- [DATA SHOWN]:

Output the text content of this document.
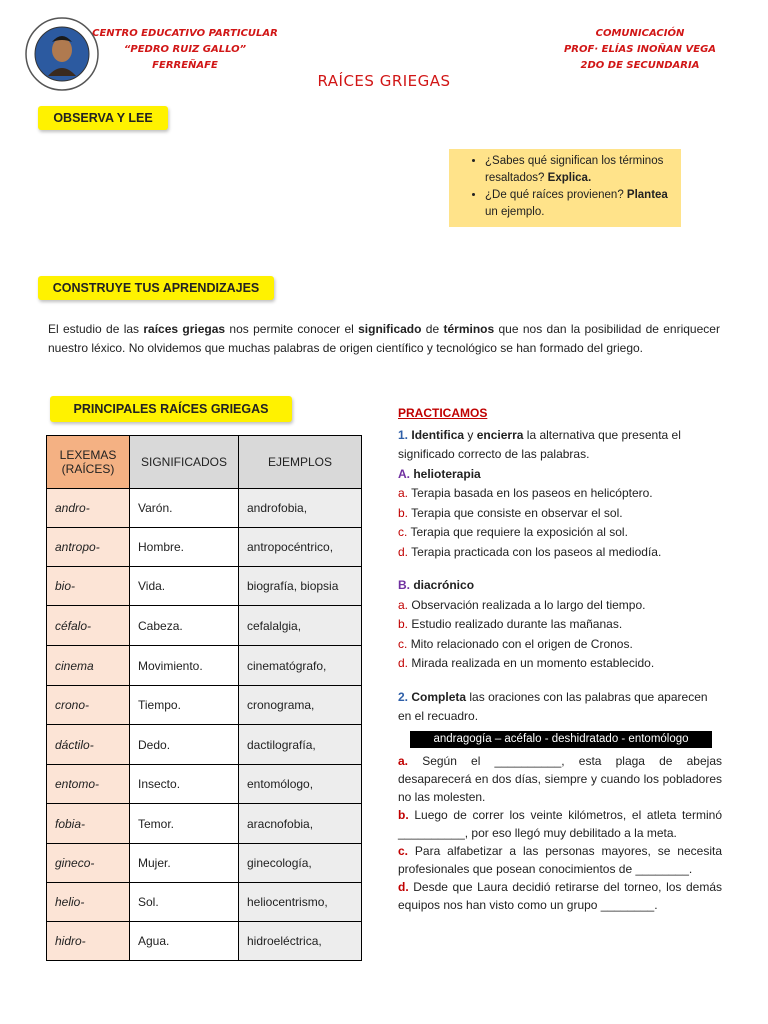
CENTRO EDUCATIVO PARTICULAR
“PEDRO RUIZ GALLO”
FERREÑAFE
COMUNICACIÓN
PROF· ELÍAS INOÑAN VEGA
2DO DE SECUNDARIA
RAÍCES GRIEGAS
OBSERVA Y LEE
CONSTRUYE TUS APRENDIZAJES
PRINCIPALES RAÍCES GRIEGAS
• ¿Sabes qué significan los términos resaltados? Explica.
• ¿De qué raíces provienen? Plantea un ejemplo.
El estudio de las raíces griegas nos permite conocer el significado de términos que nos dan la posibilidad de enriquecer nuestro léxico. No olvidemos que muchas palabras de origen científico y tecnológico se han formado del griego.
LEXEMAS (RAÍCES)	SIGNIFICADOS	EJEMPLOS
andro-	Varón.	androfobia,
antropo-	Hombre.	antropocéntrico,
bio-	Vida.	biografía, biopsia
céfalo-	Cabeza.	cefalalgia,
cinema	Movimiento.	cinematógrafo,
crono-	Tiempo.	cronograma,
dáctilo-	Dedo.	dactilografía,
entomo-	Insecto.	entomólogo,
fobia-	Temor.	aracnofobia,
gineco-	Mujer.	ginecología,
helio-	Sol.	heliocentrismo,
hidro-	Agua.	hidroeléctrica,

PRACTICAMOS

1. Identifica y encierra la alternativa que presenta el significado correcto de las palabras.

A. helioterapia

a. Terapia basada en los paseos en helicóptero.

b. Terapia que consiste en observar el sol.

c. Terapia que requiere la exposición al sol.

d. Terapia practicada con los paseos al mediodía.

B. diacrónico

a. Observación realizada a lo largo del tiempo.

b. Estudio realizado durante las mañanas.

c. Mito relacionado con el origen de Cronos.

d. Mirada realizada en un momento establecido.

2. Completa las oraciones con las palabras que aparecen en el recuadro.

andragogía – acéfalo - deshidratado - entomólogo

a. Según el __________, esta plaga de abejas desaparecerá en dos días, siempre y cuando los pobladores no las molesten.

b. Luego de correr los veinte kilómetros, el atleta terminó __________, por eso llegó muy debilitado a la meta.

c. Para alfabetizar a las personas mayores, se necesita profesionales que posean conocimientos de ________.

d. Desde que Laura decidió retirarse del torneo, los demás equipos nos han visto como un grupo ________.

==

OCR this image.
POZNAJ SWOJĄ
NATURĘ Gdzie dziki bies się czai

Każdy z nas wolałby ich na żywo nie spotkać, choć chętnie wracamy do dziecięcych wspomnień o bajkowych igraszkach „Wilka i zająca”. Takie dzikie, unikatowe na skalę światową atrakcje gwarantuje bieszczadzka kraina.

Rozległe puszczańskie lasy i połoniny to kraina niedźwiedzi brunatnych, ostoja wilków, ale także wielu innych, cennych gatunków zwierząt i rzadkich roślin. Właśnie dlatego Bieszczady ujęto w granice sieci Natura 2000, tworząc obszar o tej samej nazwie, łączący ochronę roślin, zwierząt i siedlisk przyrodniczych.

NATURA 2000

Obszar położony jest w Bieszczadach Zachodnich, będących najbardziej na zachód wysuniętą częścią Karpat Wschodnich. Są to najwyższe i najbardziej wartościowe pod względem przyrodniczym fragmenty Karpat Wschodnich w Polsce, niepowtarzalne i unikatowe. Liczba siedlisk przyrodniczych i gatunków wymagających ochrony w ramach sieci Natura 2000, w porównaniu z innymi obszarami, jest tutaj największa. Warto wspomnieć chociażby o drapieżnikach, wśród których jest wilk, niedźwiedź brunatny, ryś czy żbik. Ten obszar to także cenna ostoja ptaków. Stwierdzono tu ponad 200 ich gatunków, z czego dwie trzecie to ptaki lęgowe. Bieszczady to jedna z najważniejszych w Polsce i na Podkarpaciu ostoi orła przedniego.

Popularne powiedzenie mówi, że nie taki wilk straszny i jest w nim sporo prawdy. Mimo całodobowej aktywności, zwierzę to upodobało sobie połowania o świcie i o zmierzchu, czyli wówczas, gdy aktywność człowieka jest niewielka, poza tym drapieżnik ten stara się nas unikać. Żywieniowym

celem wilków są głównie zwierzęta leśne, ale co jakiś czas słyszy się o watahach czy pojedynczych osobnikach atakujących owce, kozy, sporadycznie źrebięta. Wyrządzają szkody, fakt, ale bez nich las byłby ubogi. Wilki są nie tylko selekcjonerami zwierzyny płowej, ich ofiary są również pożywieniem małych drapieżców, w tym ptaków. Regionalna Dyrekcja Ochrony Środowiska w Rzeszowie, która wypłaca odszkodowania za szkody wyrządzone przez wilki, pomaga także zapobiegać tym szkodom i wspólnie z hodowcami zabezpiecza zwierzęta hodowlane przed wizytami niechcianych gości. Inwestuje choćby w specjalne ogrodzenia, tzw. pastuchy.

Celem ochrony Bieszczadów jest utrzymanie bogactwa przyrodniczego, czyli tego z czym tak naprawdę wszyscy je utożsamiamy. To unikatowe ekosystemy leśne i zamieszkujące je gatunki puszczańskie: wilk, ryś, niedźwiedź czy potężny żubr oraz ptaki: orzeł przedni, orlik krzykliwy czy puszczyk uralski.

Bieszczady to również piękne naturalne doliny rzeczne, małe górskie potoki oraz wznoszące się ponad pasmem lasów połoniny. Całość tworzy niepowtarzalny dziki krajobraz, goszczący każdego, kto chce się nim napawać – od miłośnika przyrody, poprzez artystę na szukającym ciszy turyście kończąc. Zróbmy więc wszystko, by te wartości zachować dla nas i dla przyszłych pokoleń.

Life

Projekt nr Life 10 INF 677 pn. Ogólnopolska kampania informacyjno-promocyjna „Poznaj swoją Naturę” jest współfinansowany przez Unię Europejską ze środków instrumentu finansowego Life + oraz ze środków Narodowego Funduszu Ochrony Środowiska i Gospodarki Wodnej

...

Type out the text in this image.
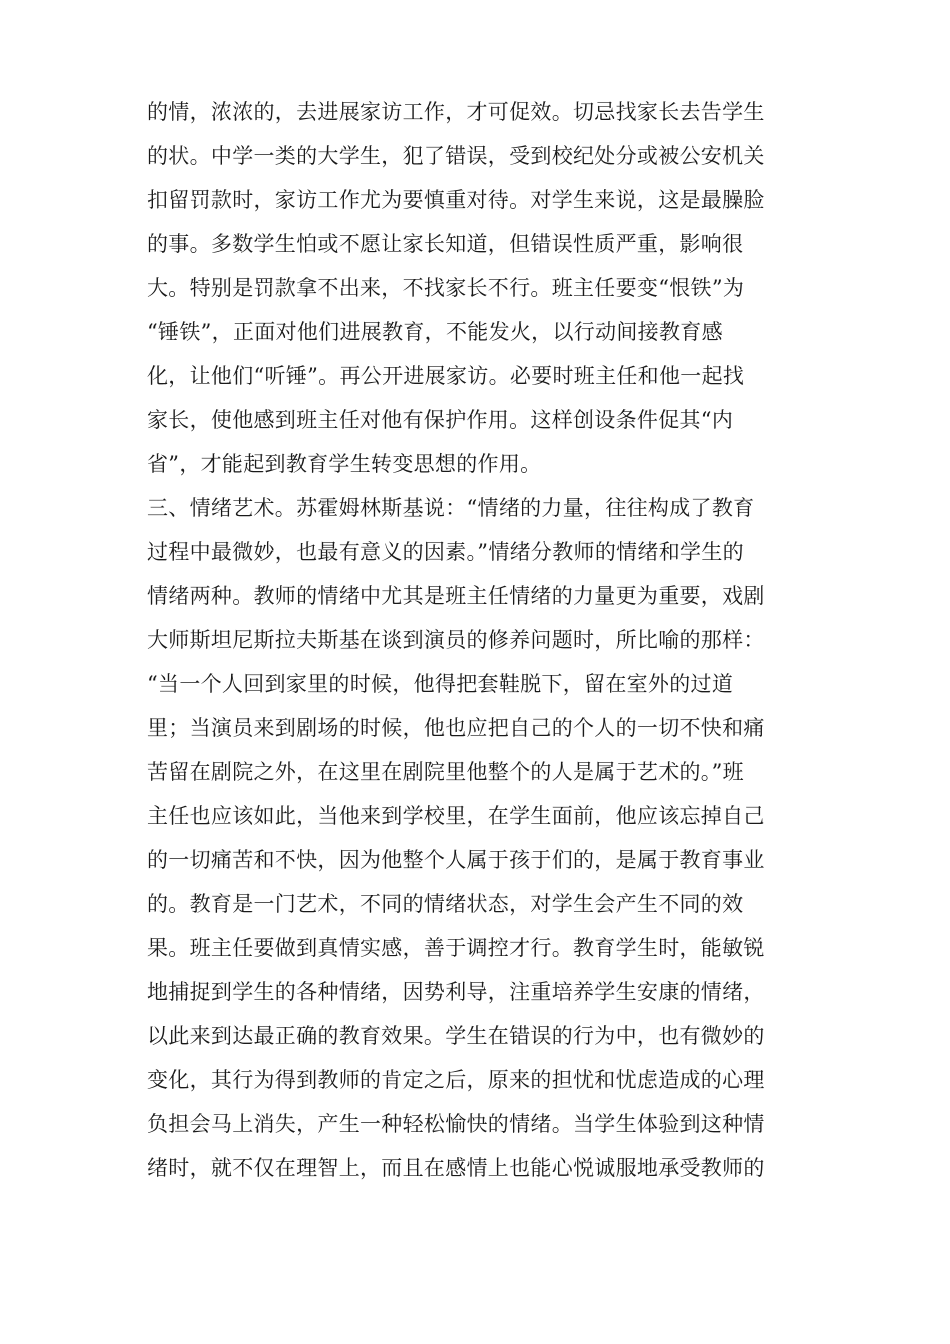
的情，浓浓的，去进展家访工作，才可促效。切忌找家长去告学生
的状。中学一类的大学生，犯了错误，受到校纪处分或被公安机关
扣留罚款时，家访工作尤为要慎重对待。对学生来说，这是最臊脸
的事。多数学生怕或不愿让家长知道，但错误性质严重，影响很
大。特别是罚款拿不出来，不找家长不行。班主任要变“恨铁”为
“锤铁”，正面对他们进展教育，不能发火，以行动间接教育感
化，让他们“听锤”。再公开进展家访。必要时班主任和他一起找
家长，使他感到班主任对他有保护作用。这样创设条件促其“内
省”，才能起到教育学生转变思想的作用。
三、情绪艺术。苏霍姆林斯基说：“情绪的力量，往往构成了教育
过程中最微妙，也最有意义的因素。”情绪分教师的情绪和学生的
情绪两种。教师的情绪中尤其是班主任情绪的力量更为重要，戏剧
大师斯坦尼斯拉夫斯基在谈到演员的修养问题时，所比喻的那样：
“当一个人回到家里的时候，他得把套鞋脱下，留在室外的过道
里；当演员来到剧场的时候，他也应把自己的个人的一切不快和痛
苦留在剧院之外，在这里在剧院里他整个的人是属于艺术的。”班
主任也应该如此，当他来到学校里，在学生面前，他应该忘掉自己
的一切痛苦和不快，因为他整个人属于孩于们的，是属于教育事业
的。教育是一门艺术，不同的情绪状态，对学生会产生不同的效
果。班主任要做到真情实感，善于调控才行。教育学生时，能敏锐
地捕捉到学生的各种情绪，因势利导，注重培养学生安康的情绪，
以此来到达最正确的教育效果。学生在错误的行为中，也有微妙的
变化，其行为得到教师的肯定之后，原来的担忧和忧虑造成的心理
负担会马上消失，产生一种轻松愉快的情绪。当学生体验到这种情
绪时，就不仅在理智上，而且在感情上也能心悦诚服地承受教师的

- [SET PROBLEM]: List the lines that contain the word "origen".

- [EXERCISE OUTPUT]:
El estudio de las raíces griegas nos permite conocer el significado de términos que nos dan la posibilidad de enriquecer nuestro léxico. No olvidemos que muchas palabras de origen científico y tecnológico se han formado del griego.
c. Mito relacionado con el origen de Cronos.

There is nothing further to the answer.